▶ _EXERCISE DETAILS_: Express the lines of the records from the line containing "type-label[interactable]: boolean [6,142,57,159]" through the line containing "type-label[interactable]: boolean [273,228,324,245]" as a JSON list of strings, one string per line, omitting any blank lines.

Dataset rows:
#####

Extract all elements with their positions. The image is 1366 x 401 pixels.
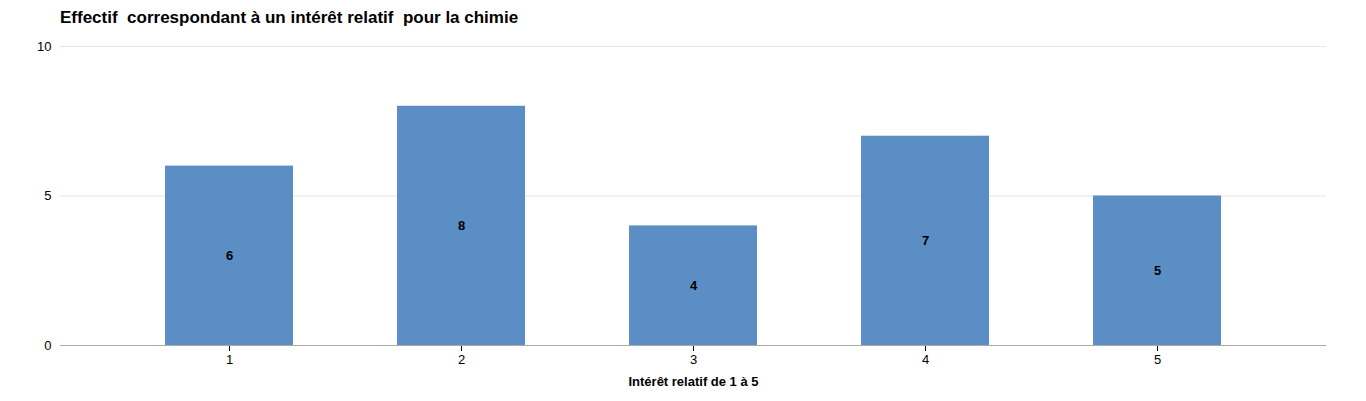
- svg-text:2: 2: [458, 352, 465, 367]
- svg-text:8: 8: [458, 218, 465, 233]
- svg-text:7: 7: [922, 233, 929, 248]
- svg-text:0: 0: [44, 338, 51, 353]
- svg-text:10: 10: [37, 39, 51, 54]
- svg-text:Intérêt relatif de 1 à 5: Intérêt relatif de 1 à 5: [628, 374, 758, 389]
- html-text:Effectif correspondant à un in: Effectif correspondant à un intérêt rela…: [60, 8, 519, 27]
- svg-text:5: 5: [1154, 352, 1161, 367]
- svg-text:6: 6: [226, 248, 233, 263]
- svg-text:3: 3: [690, 352, 697, 367]
- svg-text:5: 5: [1154, 263, 1161, 278]
- svg-text:1: 1: [226, 352, 233, 367]
- svg-text:4: 4: [922, 352, 929, 367]
- svg-text:5: 5: [44, 188, 51, 203]
- svg-text:4: 4: [690, 278, 698, 293]
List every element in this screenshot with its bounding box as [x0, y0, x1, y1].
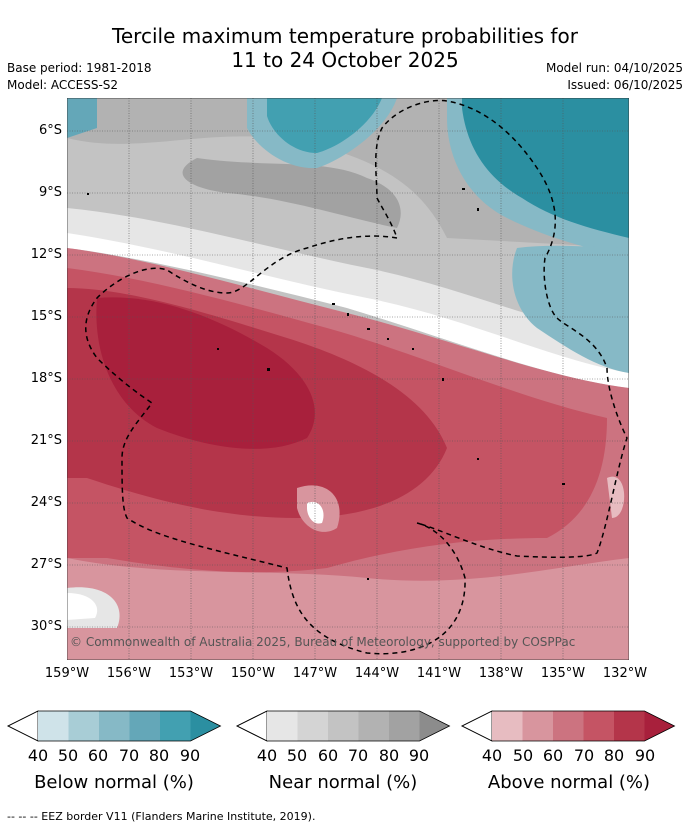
colorbar-near-swatch: [389, 711, 420, 741]
colorbar-near-high-arrow: [419, 711, 450, 741]
colorbar-near-swatch: [267, 711, 298, 741]
cb-near-title: Near normal (%): [268, 772, 418, 793]
lat-label: 6°S: [38, 123, 62, 138]
cb-near-tick: 40: [256, 746, 278, 765]
colorbar-above-outline: [461, 710, 676, 742]
colorbar-above-swatch: [553, 711, 584, 741]
lat-label: 15°S: [30, 309, 62, 324]
cb-below-tick: 40: [27, 746, 49, 765]
cb-above-tick: 40: [481, 746, 503, 765]
colorbar-below-low-arrow: [7, 710, 39, 742]
cb-below-tick: 70: [118, 746, 140, 765]
base-period: Base period: 1981-2018: [7, 61, 152, 75]
colorbars: [7, 710, 676, 742]
cb-above-tick: 50: [512, 746, 534, 765]
lon-label: 153°W: [168, 666, 214, 681]
colorbar-below-swatch: [129, 711, 160, 741]
cb-near-tick: 50: [286, 746, 308, 765]
issued-date: Issued: 06/10/2025: [567, 78, 683, 92]
cb-above-tick: 70: [573, 746, 595, 765]
cb-above-tick: 80: [603, 746, 625, 765]
cb-below-tick: 90: [179, 746, 201, 765]
lat-label: 9°S: [38, 185, 62, 200]
lon-label: 144°W: [354, 666, 400, 681]
cb-below-title: Below normal (%): [34, 772, 194, 793]
colorbar-above-low-arrow: [461, 710, 493, 742]
colorbar-above-swatch: [614, 711, 645, 741]
colorbar-above-high-arrow: [644, 711, 675, 741]
colorbar-below-swatch: [160, 711, 191, 741]
cb-below-tick: 80: [148, 746, 170, 765]
colorbar-near-swatch: [297, 711, 328, 741]
colorbar-below-swatch: [99, 711, 130, 741]
cb-near-tick: 90: [408, 746, 430, 765]
eez-legend-note: -- -- -- EEZ border V11 (Flanders Marine…: [7, 810, 316, 823]
lat-label: 12°S: [30, 247, 62, 262]
model-name: Model: ACCESS-S2: [7, 78, 119, 92]
lat-label: 18°S: [30, 371, 62, 386]
colorbar-near-low-arrow: [236, 710, 268, 742]
lon-label: 159°W: [44, 666, 90, 681]
colorbar-above-swatch: [583, 711, 614, 741]
lon-label: 135°W: [540, 666, 586, 681]
colorbar-above-swatch: [492, 711, 523, 741]
colorbar-below-high-arrow: [190, 711, 221, 741]
lon-label: 141°W: [416, 666, 462, 681]
lat-label: 24°S: [30, 495, 62, 510]
probability-map: [67, 98, 629, 660]
map-title-line1: Tercile maximum temperature probabilitie…: [112, 24, 578, 48]
lon-label: 147°W: [292, 666, 338, 681]
colorbar-near-swatch: [328, 711, 359, 741]
cb-above-title: Above normal (%): [487, 772, 651, 793]
lat-label: 21°S: [30, 433, 62, 448]
lat-label: 27°S: [30, 557, 62, 572]
colorbar-below-outline: [7, 710, 222, 742]
lat-label: 30°S: [30, 619, 62, 634]
colorbar-near-outline: [236, 710, 451, 742]
copyright-note: © Commonwealth of Australia 2025, Bureau…: [70, 635, 576, 649]
cb-below-tick: 60: [87, 746, 109, 765]
cb-below-tick: 50: [57, 746, 79, 765]
lon-label: 150°W: [230, 666, 276, 681]
model-run: Model run: 04/10/2025: [545, 61, 683, 75]
colorbar-below-swatch: [68, 711, 99, 741]
colorbar-below-swatch: [38, 711, 69, 741]
map-title-line2: 11 to 24 October 2025: [231, 48, 459, 72]
lon-label: 132°W: [602, 666, 648, 681]
colorbar-near-swatch: [358, 711, 389, 741]
cb-near-tick: 80: [378, 746, 400, 765]
cb-above-tick: 60: [542, 746, 564, 765]
cb-near-tick: 70: [347, 746, 369, 765]
cb-near-tick: 60: [317, 746, 339, 765]
lon-label: 156°W: [106, 666, 152, 681]
colorbar-above-swatch: [522, 711, 553, 741]
cb-above-tick: 90: [634, 746, 656, 765]
lon-label: 138°W: [478, 666, 524, 681]
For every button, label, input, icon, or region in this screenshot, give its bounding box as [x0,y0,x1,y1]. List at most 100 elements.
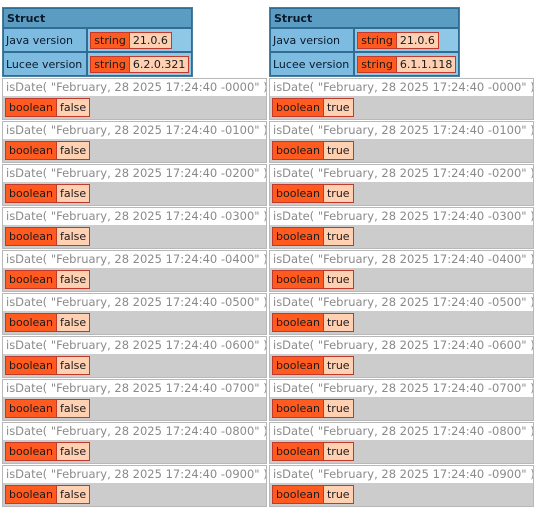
type-label[interactable]: boolean [6,142,57,159]
type-label[interactable]: boolean [273,400,324,417]
test-expression-label[interactable]: isDate( "February, 28 2025 17:24:40 -010… [3,122,266,139]
test-expression-label[interactable]: isDate( "February, 28 2025 17:24:40 -030… [270,208,533,225]
value-text: false [56,400,90,417]
test-result-block: isDate( "February, 28 2025 17:24:40 -050… [2,293,267,335]
type-label[interactable]: boolean [273,228,324,245]
type-label[interactable]: boolean [273,142,324,159]
value-text: 6.2.0.321 [129,56,189,72]
test-result-row: boolean true [270,268,533,291]
struct-key-lucee-version[interactable]: Lucee version [270,52,355,76]
value-text: true [323,185,353,202]
value-text: true [323,99,353,116]
test-result-row: boolean true [270,96,533,119]
test-expression-label[interactable]: isDate( "February, 28 2025 17:24:40 -010… [270,122,533,139]
boolean-value: boolean true [272,399,354,418]
test-expression-label[interactable]: isDate( "February, 28 2025 17:24:40 -040… [3,251,266,268]
test-expression-label[interactable]: isDate( "February, 28 2025 17:24:40 -020… [3,165,266,182]
struct-key-lucee-version[interactable]: Lucee version [3,52,88,76]
boolean-value: boolean true [272,485,354,504]
type-label[interactable]: boolean [6,400,57,417]
dump-column-left: Struct Java version string 21.0.6 Lucee … [2,7,267,507]
test-result-row: boolean false [3,182,266,205]
test-result-row: boolean true [270,225,533,248]
value-text: true [323,228,353,245]
type-label[interactable]: boolean [6,486,57,503]
boolean-value: boolean false [5,356,91,375]
test-expression-label[interactable]: isDate( "February, 28 2025 17:24:40 -060… [3,337,266,354]
boolean-value: boolean false [5,313,91,332]
test-expression-label[interactable]: isDate( "February, 28 2025 17:24:40 -080… [3,423,266,440]
test-result-block: isDate( "February, 28 2025 17:24:40 -000… [2,78,267,120]
value-text: 6.1.1.118 [396,56,456,72]
test-expression-label[interactable]: isDate( "February, 28 2025 17:24:40 -020… [270,165,533,182]
test-result-row: boolean false [3,268,266,291]
string-value: string 21.0.6 [357,31,439,49]
boolean-value: boolean false [5,270,91,289]
test-expression-label[interactable]: isDate( "February, 28 2025 17:24:40 -070… [270,380,533,397]
test-expression-label[interactable]: isDate( "February, 28 2025 17:24:40 -090… [270,466,533,483]
boolean-value: boolean false [5,399,91,418]
test-result-row: boolean true [270,483,533,506]
type-label[interactable]: boolean [6,314,57,331]
type-label[interactable]: string [358,56,397,72]
type-label[interactable]: boolean [273,443,324,460]
test-expression-label[interactable]: isDate( "February, 28 2025 17:24:40 -080… [270,423,533,440]
test-result-block: isDate( "February, 28 2025 17:24:40 -060… [2,336,267,378]
test-expression-label[interactable]: isDate( "February, 28 2025 17:24:40 -000… [3,79,266,96]
boolean-value: boolean false [5,442,91,461]
test-result-block: isDate( "February, 28 2025 17:24:40 -070… [2,379,267,421]
type-label[interactable]: boolean [273,99,324,116]
test-expression-label[interactable]: isDate( "February, 28 2025 17:24:40 -050… [3,294,266,311]
type-label[interactable]: boolean [273,185,324,202]
value-text: false [56,271,90,288]
struct-key-java-version[interactable]: Java version [270,28,355,52]
value-text: false [56,443,90,460]
test-result-row: boolean false [3,311,266,334]
string-value: string 6.1.1.118 [357,55,457,73]
boolean-value: boolean true [272,270,354,289]
type-label[interactable]: boolean [6,271,57,288]
value-text: 21.0.6 [396,32,438,48]
type-label[interactable]: string [91,32,130,48]
test-result-row: boolean false [3,483,266,506]
dump-column-right: Struct Java version string 21.0.6 Lucee … [269,7,534,507]
test-result-row: boolean false [3,139,266,162]
type-label[interactable]: boolean [6,228,57,245]
boolean-value: boolean true [272,356,354,375]
test-expression-label[interactable]: isDate( "February, 28 2025 17:24:40 -090… [3,466,266,483]
test-expression-label[interactable]: isDate( "February, 28 2025 17:24:40 -050… [270,294,533,311]
test-expression-label[interactable]: isDate( "February, 28 2025 17:24:40 -070… [3,380,266,397]
value-text: false [56,228,90,245]
boolean-value: boolean false [5,485,91,504]
type-label[interactable]: string [91,56,130,72]
value-text: false [56,314,90,331]
test-expression-label[interactable]: isDate( "February, 28 2025 17:24:40 -030… [3,208,266,225]
value-text: true [323,357,353,374]
type-label[interactable]: boolean [273,486,324,503]
value-text: true [323,271,353,288]
struct-dump: Struct Java version string 21.0.6 Lucee … [269,7,461,77]
type-label[interactable]: string [358,32,397,48]
test-result-block: isDate( "February, 28 2025 17:24:40 -090… [269,465,534,507]
boolean-value: boolean false [5,98,91,117]
test-result-row: boolean true [270,311,533,334]
value-text: true [323,486,353,503]
struct-header[interactable]: Struct [3,8,193,28]
test-expression-label[interactable]: isDate( "February, 28 2025 17:24:40 -000… [270,79,533,96]
type-label[interactable]: boolean [6,357,57,374]
type-label[interactable]: boolean [273,271,324,288]
struct-header[interactable]: Struct [270,8,460,28]
test-result-block: isDate( "February, 28 2025 17:24:40 -040… [2,250,267,292]
type-label[interactable]: boolean [273,357,324,374]
type-label[interactable]: boolean [6,185,57,202]
test-expression-label[interactable]: isDate( "February, 28 2025 17:24:40 -040… [270,251,533,268]
type-label[interactable]: boolean [6,443,57,460]
struct-key-java-version[interactable]: Java version [3,28,88,52]
boolean-value: boolean true [272,98,354,117]
test-result-block: isDate( "February, 28 2025 17:24:40 -060… [269,336,534,378]
type-label[interactable]: boolean [273,314,324,331]
type-label[interactable]: boolean [6,99,57,116]
test-result-block: isDate( "February, 28 2025 17:24:40 -090… [2,465,267,507]
test-expression-label[interactable]: isDate( "February, 28 2025 17:24:40 -060… [270,337,533,354]
test-result-block: isDate( "February, 28 2025 17:24:40 -080… [2,422,267,464]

#####

▶ _REPLY TO THE EXERCISE_:
[
  "type-label[interactable]: boolean [6,142,57,159]",
  "type-label[interactable]: boolean [273,400,324,417]",
  "test-expression-label[interactable]: isDate( \"February, 28 2025 17:24:40 -010… [3,122,266,139]",
  "test-expression-label[interactable]: isDate( \"February, 28 2025 17:24:40 -030… [270,208,533,225]",
  "value-text: false [56,400,90,417]",
  "test-result-block: isDate( \"February, 28 2025 17:24:40 -050… [2,293,267,335]",
  "type-label[interactable]: boolean [273,228,324,245]"
]